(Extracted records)
******************************
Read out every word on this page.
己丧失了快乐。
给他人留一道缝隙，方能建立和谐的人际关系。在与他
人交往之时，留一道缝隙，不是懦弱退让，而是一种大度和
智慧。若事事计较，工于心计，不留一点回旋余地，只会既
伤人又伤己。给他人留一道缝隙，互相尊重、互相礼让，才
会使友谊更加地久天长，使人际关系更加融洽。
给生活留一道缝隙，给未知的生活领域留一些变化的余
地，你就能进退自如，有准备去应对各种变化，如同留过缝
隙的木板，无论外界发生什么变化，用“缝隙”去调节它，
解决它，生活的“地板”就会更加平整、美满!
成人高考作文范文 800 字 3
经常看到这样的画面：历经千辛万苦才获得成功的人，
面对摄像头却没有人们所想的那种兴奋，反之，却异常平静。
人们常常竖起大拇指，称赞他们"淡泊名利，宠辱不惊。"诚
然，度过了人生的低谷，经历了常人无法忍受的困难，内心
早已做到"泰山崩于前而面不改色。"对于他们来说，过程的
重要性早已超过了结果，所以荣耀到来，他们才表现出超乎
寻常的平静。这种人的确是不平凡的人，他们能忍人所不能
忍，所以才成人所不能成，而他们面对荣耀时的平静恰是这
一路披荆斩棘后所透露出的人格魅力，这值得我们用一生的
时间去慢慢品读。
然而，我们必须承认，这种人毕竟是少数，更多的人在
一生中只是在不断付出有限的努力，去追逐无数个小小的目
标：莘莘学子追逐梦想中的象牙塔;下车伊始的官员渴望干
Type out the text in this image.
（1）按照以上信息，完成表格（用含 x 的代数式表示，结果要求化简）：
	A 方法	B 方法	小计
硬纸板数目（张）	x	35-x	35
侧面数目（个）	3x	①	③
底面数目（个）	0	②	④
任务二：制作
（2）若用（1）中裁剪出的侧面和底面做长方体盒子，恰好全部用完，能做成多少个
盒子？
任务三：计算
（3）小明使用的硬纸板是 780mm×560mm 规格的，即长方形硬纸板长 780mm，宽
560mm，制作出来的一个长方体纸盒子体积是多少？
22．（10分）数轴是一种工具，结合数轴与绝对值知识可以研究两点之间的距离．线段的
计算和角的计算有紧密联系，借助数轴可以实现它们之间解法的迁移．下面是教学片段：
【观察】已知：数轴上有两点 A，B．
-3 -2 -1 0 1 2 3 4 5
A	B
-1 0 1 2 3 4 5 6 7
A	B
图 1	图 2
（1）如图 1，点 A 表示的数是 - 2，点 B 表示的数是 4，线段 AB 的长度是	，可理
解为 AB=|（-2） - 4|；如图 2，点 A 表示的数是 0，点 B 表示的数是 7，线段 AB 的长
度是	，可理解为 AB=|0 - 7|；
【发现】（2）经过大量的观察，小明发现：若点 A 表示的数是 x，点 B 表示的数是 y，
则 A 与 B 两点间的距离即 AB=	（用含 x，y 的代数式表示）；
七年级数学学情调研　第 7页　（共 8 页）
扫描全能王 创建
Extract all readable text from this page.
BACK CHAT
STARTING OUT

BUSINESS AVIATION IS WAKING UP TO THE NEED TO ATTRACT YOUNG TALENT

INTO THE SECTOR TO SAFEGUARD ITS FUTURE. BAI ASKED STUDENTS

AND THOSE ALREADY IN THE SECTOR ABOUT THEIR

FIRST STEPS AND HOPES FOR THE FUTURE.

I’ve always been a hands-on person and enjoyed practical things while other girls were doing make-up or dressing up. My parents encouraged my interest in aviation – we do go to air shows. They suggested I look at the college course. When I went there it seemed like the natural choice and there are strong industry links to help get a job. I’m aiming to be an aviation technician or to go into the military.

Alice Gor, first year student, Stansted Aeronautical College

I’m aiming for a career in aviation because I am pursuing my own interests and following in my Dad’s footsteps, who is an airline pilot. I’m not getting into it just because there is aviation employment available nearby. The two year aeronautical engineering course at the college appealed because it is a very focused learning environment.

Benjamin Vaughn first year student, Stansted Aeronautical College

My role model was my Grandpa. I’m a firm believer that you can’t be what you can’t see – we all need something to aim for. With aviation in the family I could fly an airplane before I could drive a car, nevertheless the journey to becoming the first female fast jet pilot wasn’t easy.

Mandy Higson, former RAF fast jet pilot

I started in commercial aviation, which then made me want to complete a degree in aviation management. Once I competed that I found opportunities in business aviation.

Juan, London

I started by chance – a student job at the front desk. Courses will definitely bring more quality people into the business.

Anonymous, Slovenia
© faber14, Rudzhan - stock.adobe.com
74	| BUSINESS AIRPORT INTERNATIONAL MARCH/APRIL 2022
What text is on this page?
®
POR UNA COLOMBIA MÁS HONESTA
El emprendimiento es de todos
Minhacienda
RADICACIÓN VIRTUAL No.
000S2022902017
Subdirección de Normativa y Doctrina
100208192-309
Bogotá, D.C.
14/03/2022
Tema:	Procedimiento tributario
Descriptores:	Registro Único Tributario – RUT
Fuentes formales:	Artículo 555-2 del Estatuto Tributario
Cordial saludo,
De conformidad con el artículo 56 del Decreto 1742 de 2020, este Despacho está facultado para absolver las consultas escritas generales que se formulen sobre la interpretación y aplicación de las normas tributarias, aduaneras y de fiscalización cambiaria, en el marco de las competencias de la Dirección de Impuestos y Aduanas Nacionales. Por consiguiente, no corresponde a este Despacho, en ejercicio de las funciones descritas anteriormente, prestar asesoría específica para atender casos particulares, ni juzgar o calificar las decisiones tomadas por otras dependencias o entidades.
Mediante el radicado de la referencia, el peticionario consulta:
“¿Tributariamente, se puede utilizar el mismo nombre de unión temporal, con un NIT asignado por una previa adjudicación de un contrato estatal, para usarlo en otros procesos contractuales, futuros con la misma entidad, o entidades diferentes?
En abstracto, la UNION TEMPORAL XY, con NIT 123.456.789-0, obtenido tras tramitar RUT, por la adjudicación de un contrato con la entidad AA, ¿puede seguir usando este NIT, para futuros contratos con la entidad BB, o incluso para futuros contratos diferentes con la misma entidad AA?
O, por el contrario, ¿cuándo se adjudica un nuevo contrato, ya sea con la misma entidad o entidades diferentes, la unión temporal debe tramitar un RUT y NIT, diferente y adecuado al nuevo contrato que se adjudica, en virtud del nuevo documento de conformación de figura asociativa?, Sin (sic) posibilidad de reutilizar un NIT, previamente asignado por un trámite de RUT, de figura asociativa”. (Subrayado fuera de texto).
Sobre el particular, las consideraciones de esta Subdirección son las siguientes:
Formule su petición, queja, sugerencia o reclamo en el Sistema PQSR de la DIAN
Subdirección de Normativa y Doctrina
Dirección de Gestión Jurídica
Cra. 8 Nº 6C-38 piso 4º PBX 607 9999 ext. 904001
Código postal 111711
******************************
- EXERCISE DIRECTIONS -
Extract the complete set of records unchanged.

- ANSWER FOR THIS EXERCISE -
Read out every word on this page.
己丧失了快乐。
给他人留一道缝隙，方能建立和谐的人际关系。在与他
人交往之时，留一道缝隙，不是懦弱退让，而是一种大度和
智慧。若事事计较，工于心计，不留一点回旋余地，只会既
伤人又伤己。给他人留一道缝隙，互相尊重、互相礼让，才
会使友谊更加地久天长，使人际关系更加融洽。
给生活留一道缝隙，给未知的生活领域留一些变化的余
地，你就能进退自如，有准备去应对各种变化，如同留过缝
隙的木板，无论外界发生什么变化，用“缝隙”去调节它，
解决它，生活的“地板”就会更加平整、美满!
成人高考作文范文 800 字 3
经常看到这样的画面：历经千辛万苦才获得成功的人，
面对摄像头却没有人们所想的那种兴奋，反之，却异常平静。
人们常常竖起大拇指，称赞他们"淡泊名利，宠辱不惊。"诚
然，度过了人生的低谷，经历了常人无法忍受的困难，内心
早已做到"泰山崩于前而面不改色。"对于他们来说，过程的
重要性早已超过了结果，所以荣耀到来，他们才表现出超乎
寻常的平静。这种人的确是不平凡的人，他们能忍人所不能
忍，所以才成人所不能成，而他们面对荣耀时的平静恰是这
一路披荆斩棘后所透露出的人格魅力，这值得我们用一生的
时间去慢慢品读。
然而，我们必须承认，这种人毕竟是少数，更多的人在
一生中只是在不断付出有限的努力，去追逐无数个小小的目
标：莘莘学子追逐梦想中的象牙塔;下车伊始的官员渴望干
Type out the text in this image.
（1）按照以上信息，完成表格（用含 x 的代数式表示，结果要求化简）：
	A 方法	B 方法	小计
硬纸板数目（张）	x	35-x	35
侧面数目（个）	3x	①	③
底面数目（个）	0	②	④
任务二：制作
（2）若用（1）中裁剪出的侧面和底面做长方体盒子，恰好全部用完，能做成多少个
盒子？
任务三：计算
（3）小明使用的硬纸板是 780mm×560mm 规格的，即长方形硬纸板长 780mm，宽
560mm，制作出来的一个长方体纸盒子体积是多少？
22．（10分）数轴是一种工具，结合数轴与绝对值知识可以研究两点之间的距离．线段的
计算和角的计算有紧密联系，借助数轴可以实现它们之间解法的迁移．下面是教学片段：
【观察】已知：数轴上有两点 A，B．
-3 -2 -1 0 1 2 3 4 5
A	B
-1 0 1 2 3 4 5 6 7
A	B
图 1	图 2
（1）如图 1，点 A 表示的数是 - 2，点 B 表示的数是 4，线段 AB 的长度是	，可理
解为 AB=|（-2） - 4|；如图 2，点 A 表示的数是 0，点 B 表示的数是 7，线段 AB 的长
度是	，可理解为 AB=|0 - 7|；
【发现】（2）经过大量的观察，小明发现：若点 A 表示的数是 x，点 B 表示的数是 y，
则 A 与 B 两点间的距离即 AB=	（用含 x，y 的代数式表示）；
七年级数学学情调研　第 7页　（共 8 页）
扫描全能王 创建
Extract all readable text from this page.
BACK CHAT
STARTING OUT

BUSINESS AVIATION IS WAKING UP TO THE NEED TO ATTRACT YOUNG TALENT

INTO THE SECTOR TO SAFEGUARD ITS FUTURE. BAI ASKED STUDENTS

AND THOSE ALREADY IN THE SECTOR ABOUT THEIR

FIRST STEPS AND HOPES FOR THE FUTURE.

I’ve always been a hands-on person and enjoyed practical things while other girls were doing make-up or dressing up. My parents encouraged my interest in aviation – we do go to air shows. They suggested I look at the college course. When I went there it seemed like the natural choice and there are strong industry links to help get a job. I’m aiming to be an aviation technician or to go into the military.

Alice Gor, first year student, Stansted Aeronautical College

I’m aiming for a career in aviation because I am pursuing my own interests and following in my Dad’s footsteps, who is an airline pilot. I’m not getting into it just because there is aviation employment available nearby. The two year aeronautical engineering course at the college appealed because it is a very focused learning environment.

Benjamin Vaughn first year student, Stansted Aeronautical College

My role model was my Grandpa. I’m a firm believer that you can’t be what you can’t see – we all need something to aim for. With aviation in the family I could fly an airplane before I could drive a car, nevertheless the journey to becoming the first female fast jet pilot wasn’t easy.

Mandy Higson, former RAF fast jet pilot

I started in commercial aviation, which then made me want to complete a degree in aviation management. Once I competed that I found opportunities in business aviation.

Juan, London

I started by chance – a student job at the front desk. Courses will definitely bring more quality people into the business.

Anonymous, Slovenia
© faber14, Rudzhan - stock.adobe.com
74	| BUSINESS AIRPORT INTERNATIONAL MARCH/APRIL 2022
What text is on this page?
®
POR UNA COLOMBIA MÁS HONESTA
El emprendimiento es de todos
Minhacienda
RADICACIÓN VIRTUAL No.
000S2022902017
Subdirección de Normativa y Doctrina
100208192-309
Bogotá, D.C.
14/03/2022
Tema:	Procedimiento tributario
Descriptores:	Registro Único Tributario – RUT
Fuentes formales:	Artículo 555-2 del Estatuto Tributario
Cordial saludo,
De conformidad con el artículo 56 del Decreto 1742 de 2020, este Despacho está facultado para absolver las consultas escritas generales que se formulen sobre la interpretación y aplicación de las normas tributarias, aduaneras y de fiscalización cambiaria, en el marco de las competencias de la Dirección de Impuestos y Aduanas Nacionales. Por consiguiente, no corresponde a este Despacho, en ejercicio de las funciones descritas anteriormente, prestar asesoría específica para atender casos particulares, ni juzgar o calificar las decisiones tomadas por otras dependencias o entidades.
Mediante el radicado de la referencia, el peticionario consulta:
“¿Tributariamente, se puede utilizar el mismo nombre de unión temporal, con un NIT asignado por una previa adjudicación de un contrato estatal, para usarlo en otros procesos contractuales, futuros con la misma entidad, o entidades diferentes?
En abstracto, la UNION TEMPORAL XY, con NIT 123.456.789-0, obtenido tras tramitar RUT, por la adjudicación de un contrato con la entidad AA, ¿puede seguir usando este NIT, para futuros contratos con la entidad BB, o incluso para futuros contratos diferentes con la misma entidad AA?
O, por el contrario, ¿cuándo se adjudica un nuevo contrato, ya sea con la misma entidad o entidades diferentes, la unión temporal debe tramitar un RUT y NIT, diferente y adecuado al nuevo contrato que se adjudica, en virtud del nuevo documento de conformación de figura asociativa?, Sin (sic) posibilidad de reutilizar un NIT, previamente asignado por un trámite de RUT, de figura asociativa”. (Subrayado fuera de texto).
Sobre el particular, las consideraciones de esta Subdirección son las siguientes:
Formule su petición, queja, sugerencia o reclamo en el Sistema PQSR de la DIAN
Subdirección de Normativa y Doctrina
Dirección de Gestión Jurídica
Cra. 8 Nº 6C-38 piso 4º PBX 607 9999 ext. 904001
Código postal 111711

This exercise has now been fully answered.